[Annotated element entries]
--- BEGIN ---

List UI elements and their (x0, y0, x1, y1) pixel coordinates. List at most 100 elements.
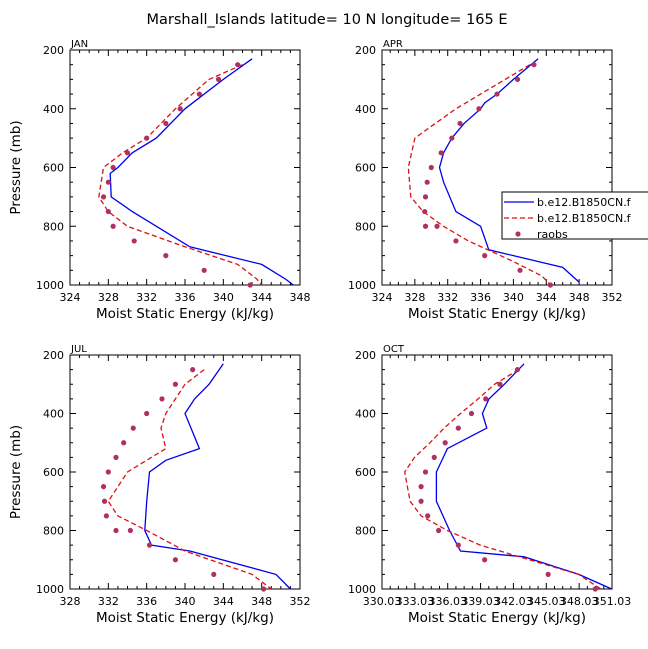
raobs-point (531, 62, 537, 68)
x-axis-label: Moist Static Energy (kJ/kg) (408, 306, 586, 322)
y-tick-label: 400 (43, 408, 64, 421)
x-tick-label: 332 (98, 595, 119, 608)
raobs-point (131, 238, 137, 244)
raobs-point (431, 454, 437, 460)
raobs-point (163, 253, 169, 259)
x-tick-label: 352 (602, 291, 623, 304)
panel-title: OCT (383, 344, 405, 355)
x-tick-label: 340 (175, 595, 196, 608)
y-tick-label: 600 (43, 162, 64, 175)
model-series-dashed-line (107, 369, 272, 590)
raobs-point (468, 410, 475, 417)
y-tick-label: 400 (43, 103, 64, 116)
raobs-point (514, 76, 521, 82)
x-tick-label: 344 (536, 291, 557, 304)
raobs-point (494, 91, 500, 97)
legend-label: b.e12.B1850CN.f (537, 212, 632, 225)
panel-oct: 330.03333.03336.03339.03342.03345.03348.… (348, 344, 631, 626)
raobs-point (163, 120, 169, 127)
x-tick-label: 336 (470, 291, 491, 304)
raobs-point (434, 223, 440, 229)
x-axis-label: Moist Static Energy (kJ/kg) (96, 610, 274, 626)
raobs-point (428, 164, 434, 171)
raobs-point (144, 410, 150, 417)
y-tick-label: 200 (355, 349, 376, 362)
raobs-point (124, 150, 131, 156)
raobs-point (130, 425, 136, 431)
x-tick-label: 330.03 (363, 595, 402, 608)
x-tick-label: 328 (404, 291, 425, 304)
raobs-point (514, 367, 521, 373)
raobs-point (100, 194, 107, 200)
x-tick-label: 344 (213, 595, 234, 608)
raobs-point (425, 513, 431, 519)
panel-jul: 328 332 336 340 344 348 352 200 400 600 800 1000 JUL… (8, 344, 311, 626)
y-tick-label: 1000 (36, 583, 64, 596)
legend: b.e12.B1850CN.f b.e12.B1850CN.f raobs (501, 191, 648, 241)
raobs-point (211, 571, 217, 577)
panel-title: APR (383, 39, 403, 50)
model-series-solid-line (435, 363, 612, 590)
x-tick-label: 352 (290, 595, 311, 608)
y-tick-label: 200 (43, 349, 64, 362)
x-axis-label: Moist Static Energy (kJ/kg) (408, 610, 586, 626)
y-tick-label: 800 (43, 525, 64, 538)
x-tick-label: 328 (60, 595, 81, 608)
legend-dot-marker (515, 231, 521, 237)
x-tick-label: 324 (372, 291, 393, 304)
x-tick-label: 332 (437, 291, 458, 304)
panel-title: JAN (70, 39, 88, 50)
y-tick-label: 400 (355, 408, 376, 421)
raobs-point (196, 91, 202, 97)
x-tick-label: 339.03 (461, 595, 500, 608)
y-tick-label: 1000 (348, 583, 376, 596)
x-tick-label: 351.03 (593, 595, 632, 608)
raobs-point (260, 586, 267, 592)
y-axis-label: Pressure (mb) (8, 120, 24, 214)
panel-jan: 324 328 332 336 340 344 348 200 400 600 800 1000 JAN… (8, 39, 311, 322)
x-tick-label: 336 (175, 291, 196, 304)
model-series-solid-line (144, 363, 291, 590)
raobs-point (101, 498, 108, 504)
x-tick-label: 333.03 (396, 595, 435, 608)
y-axis-label: Pressure (mb) (8, 425, 24, 519)
x-tick-label: 348 (251, 595, 272, 608)
raobs-point (105, 179, 111, 185)
raobs-point (545, 571, 551, 577)
raobs-point (247, 282, 253, 288)
model-series-solid-line (438, 58, 580, 283)
raobs-point (100, 484, 107, 490)
x-tick-label: 328 (98, 291, 119, 304)
raobs-point (457, 120, 463, 127)
plot-frame (69, 49, 301, 286)
raobs-point (453, 238, 459, 244)
panel-apr: 324 328 332 336 340 344 348 352 200 400 600 800 1000… (348, 39, 623, 322)
raobs-point (177, 106, 183, 112)
y-tick-label: 600 (355, 162, 376, 175)
x-tick-label: 340 (503, 291, 524, 304)
x-tick-label: 348 (569, 291, 590, 304)
y-tick-label: 400 (355, 103, 376, 116)
raobs-point (517, 267, 523, 273)
legend-label: raobs (537, 228, 568, 241)
x-tick-label: 345.03 (527, 595, 566, 608)
raobs-point (455, 542, 461, 548)
raobs-point (497, 381, 503, 387)
raobs-point (201, 267, 207, 273)
raobs-point (105, 208, 111, 215)
raobs-point (144, 135, 150, 141)
y-tick-label: 800 (355, 525, 376, 538)
raobs-point (418, 498, 424, 504)
y-tick-label: 600 (355, 466, 376, 479)
x-tick-label: 342.03 (494, 595, 533, 608)
y-tick-label: 200 (355, 44, 376, 57)
x-tick-label: 332 (136, 291, 157, 304)
x-tick-label: 344 (251, 291, 272, 304)
y-tick-label: 1000 (348, 279, 376, 292)
raobs-point (455, 425, 461, 431)
raobs-point (172, 381, 179, 387)
raobs-point (190, 367, 196, 373)
raobs-point (476, 106, 482, 112)
raobs-point (159, 396, 165, 402)
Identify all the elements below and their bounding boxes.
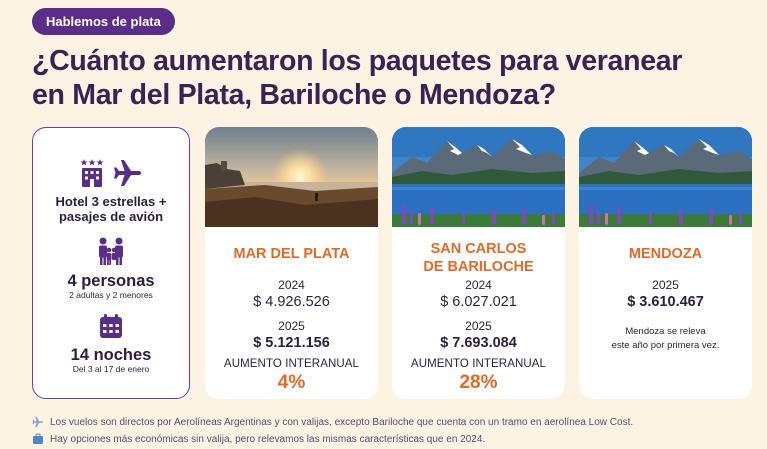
nights-detail: Del 3 al 17 de enero <box>72 364 150 374</box>
suitcase-icon <box>33 433 43 444</box>
mendoza-note-line-2: este año por primera vez. <box>611 340 720 351</box>
destination-card-mar-del-plata: MAR DEL PLATA 2024 $ 4.926.526 2025 $ 5.… <box>205 127 378 399</box>
increase-label: AUMENTO INTERANUAL <box>410 358 547 370</box>
package-line-2: pasajes de avión <box>58 209 164 224</box>
increase-value: 4% <box>277 372 306 393</box>
year-2025-label: 2025 <box>465 319 492 333</box>
mendoza-photo <box>579 127 752 227</box>
price-2025: $ 7.693.084 <box>440 335 517 351</box>
increase-label: AUMENTO INTERANUAL <box>223 358 360 370</box>
year-2024-label: 2024 <box>278 278 305 292</box>
people-count: 4 personas <box>67 272 155 290</box>
package-summary-card: Hotel 3 estrellas + pasajes de avión 4 p… <box>32 127 190 399</box>
nights-count: 14 noches <box>70 346 152 364</box>
footnote-luggage-text: Hay opciones más económicas sin valija, … <box>50 433 486 445</box>
section-tag: Hablemos de plata <box>32 8 175 35</box>
city-name-line-2: DE BARILOCHE <box>423 259 534 275</box>
year-2025-label: 2025 <box>652 278 679 292</box>
footnote-luggage: Hay opciones más económicas sin valija, … <box>32 433 485 445</box>
title-line-2: en Mar del Plata, Bariloche o Mendoza? <box>32 79 556 111</box>
page-title: ¿Cuánto aumentaron los paquetes para ver… <box>32 44 752 112</box>
hotel-icon <box>80 159 104 187</box>
destination-card-bariloche: SAN CARLOS DE BARILOCHE 2024 $ 6.027.021… <box>392 127 565 399</box>
package-line-1: Hotel 3 estrellas + <box>55 194 167 209</box>
family-icon <box>99 237 123 265</box>
footnote-flights: Los vuelos son directos por Aerolíneas A… <box>32 416 633 428</box>
price-2025: $ 5.121.156 <box>253 335 330 351</box>
destination-card-mendoza: MENDOZA 2025 $ 3.610.467 Mendoza se rele… <box>579 127 752 399</box>
city-name: MAR DEL PLATA <box>233 246 350 262</box>
price-2025: $ 3.610.467 <box>627 294 704 310</box>
airplane-small-icon <box>32 416 44 428</box>
bariloche-photo <box>392 127 565 227</box>
mendoza-note-line-1: Mendoza se releva <box>625 326 706 337</box>
year-2025-label: 2025 <box>278 319 305 333</box>
package-icons <box>33 156 189 190</box>
mar-del-plata-photo <box>205 127 378 227</box>
city-name: MENDOZA <box>628 246 703 262</box>
increase-value: 28% <box>459 372 498 393</box>
footnote-flights-text: Los vuelos son directos por Aerolíneas A… <box>50 416 634 428</box>
airplane-icon <box>114 160 141 186</box>
title-line-1: ¿Cuánto aumentaron los paquetes para ver… <box>32 45 683 77</box>
city-name-line-1: SAN CARLOS <box>430 241 527 257</box>
year-2024-label: 2024 <box>465 278 492 292</box>
price-2024: $ 4.926.526 <box>253 294 330 310</box>
people-detail: 2 adultas y 2 menores <box>69 290 153 300</box>
price-2024: $ 6.027.021 <box>440 294 517 310</box>
calendar-icon <box>100 314 122 338</box>
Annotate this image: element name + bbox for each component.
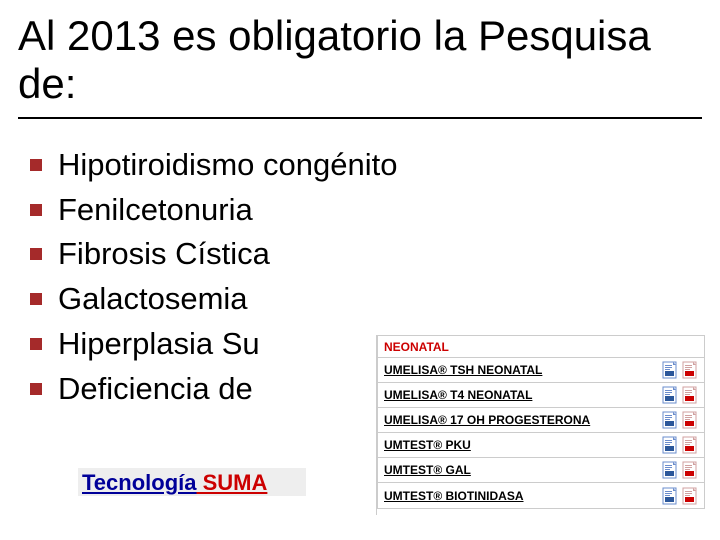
pdf-doc-icon[interactable] (682, 436, 698, 454)
list-item-text: Fenilcetonuria (58, 192, 253, 227)
word-doc-icon[interactable] (662, 436, 678, 454)
pdf-doc-icon[interactable] (682, 487, 698, 505)
pdf-doc-icon[interactable] (682, 361, 698, 379)
product-box: NEONATAL UMELISA® TSH NEONATAL UMELISA® … (377, 335, 705, 509)
product-link[interactable]: UMTEST® BIOTINIDASA (384, 489, 524, 503)
product-icons (662, 461, 698, 479)
product-link[interactable]: UMELISA® TSH NEONATAL (384, 363, 542, 377)
product-box-header: NEONATAL (378, 336, 704, 358)
product-row: UMTEST® PKU (378, 433, 704, 458)
pdf-doc-icon[interactable] (682, 461, 698, 479)
list-item-text: Galactosemia (58, 281, 248, 316)
product-icons (662, 411, 698, 429)
product-row: UMTEST® GAL (378, 458, 704, 483)
product-link[interactable]: UMELISA® 17 OH PROGESTERONA (384, 413, 590, 427)
product-row: UMELISA® TSH NEONATAL (378, 358, 704, 383)
product-link[interactable]: UMTEST® PKU (384, 438, 471, 452)
product-link[interactable]: UMELISA® T4 NEONATAL (384, 388, 532, 402)
product-row: UMELISA® T4 NEONATAL (378, 383, 704, 408)
list-item-text: Hiperplasia Su (58, 326, 260, 361)
word-doc-icon[interactable] (662, 411, 678, 429)
list-item-text: Deficiencia de (58, 371, 253, 406)
product-icons (662, 361, 698, 379)
pdf-doc-icon[interactable] (682, 386, 698, 404)
title-underline (18, 117, 702, 119)
word-doc-icon[interactable] (662, 386, 678, 404)
product-row: UMTEST® BIOTINIDASA (378, 483, 704, 508)
list-item: Hipotiroidismo congénito (30, 143, 720, 188)
tech-label-part2: SUMA (197, 470, 268, 495)
list-item: Galactosemia (30, 277, 720, 322)
word-doc-icon[interactable] (662, 361, 678, 379)
product-icons (662, 436, 698, 454)
product-icons (662, 487, 698, 505)
product-link[interactable]: UMTEST® GAL (384, 463, 471, 477)
list-item: Fibrosis Cística (30, 232, 720, 277)
product-row: UMELISA® 17 OH PROGESTERONA (378, 408, 704, 433)
product-icons (662, 386, 698, 404)
page-title: Al 2013 es obligatorio la Pesquisa de: (0, 0, 720, 117)
list-item-text: Fibrosis Cística (58, 236, 270, 271)
tech-label[interactable]: Tecnología SUMA (82, 470, 267, 496)
list-item-text: Hipotiroidismo congénito (58, 147, 397, 182)
word-doc-icon[interactable] (662, 461, 678, 479)
pdf-doc-icon[interactable] (682, 411, 698, 429)
word-doc-icon[interactable] (662, 487, 678, 505)
tech-label-part1: Tecnología (82, 470, 197, 495)
list-item: Fenilcetonuria (30, 188, 720, 233)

--- END ---

* **What the exercise asks**: Duplicate the lines of the data above verbatim, from the line containing "raobs-point (531, 62, 537, 68)" up to and including the line containing "raobs-point (468, 410, 475, 417)".

* **Solution to this problem**:
raobs-point (531, 62, 537, 68)
x-axis-label: Moist Static Energy (kJ/kg) (408, 306, 586, 322)
y-tick-label: 400 (43, 408, 64, 421)
x-tick-label: 332 (98, 595, 119, 608)
raobs-point (131, 238, 137, 244)
raobs-point (431, 454, 437, 460)
raobs-point (163, 253, 169, 259)
x-tick-label: 352 (602, 291, 623, 304)
panel-title: OCT (383, 344, 405, 355)
x-tick-label: 340 (175, 595, 196, 608)
y-tick-label: 600 (43, 162, 64, 175)
model-series-dashed-line (107, 369, 272, 590)
raobs-point (468, 410, 475, 417)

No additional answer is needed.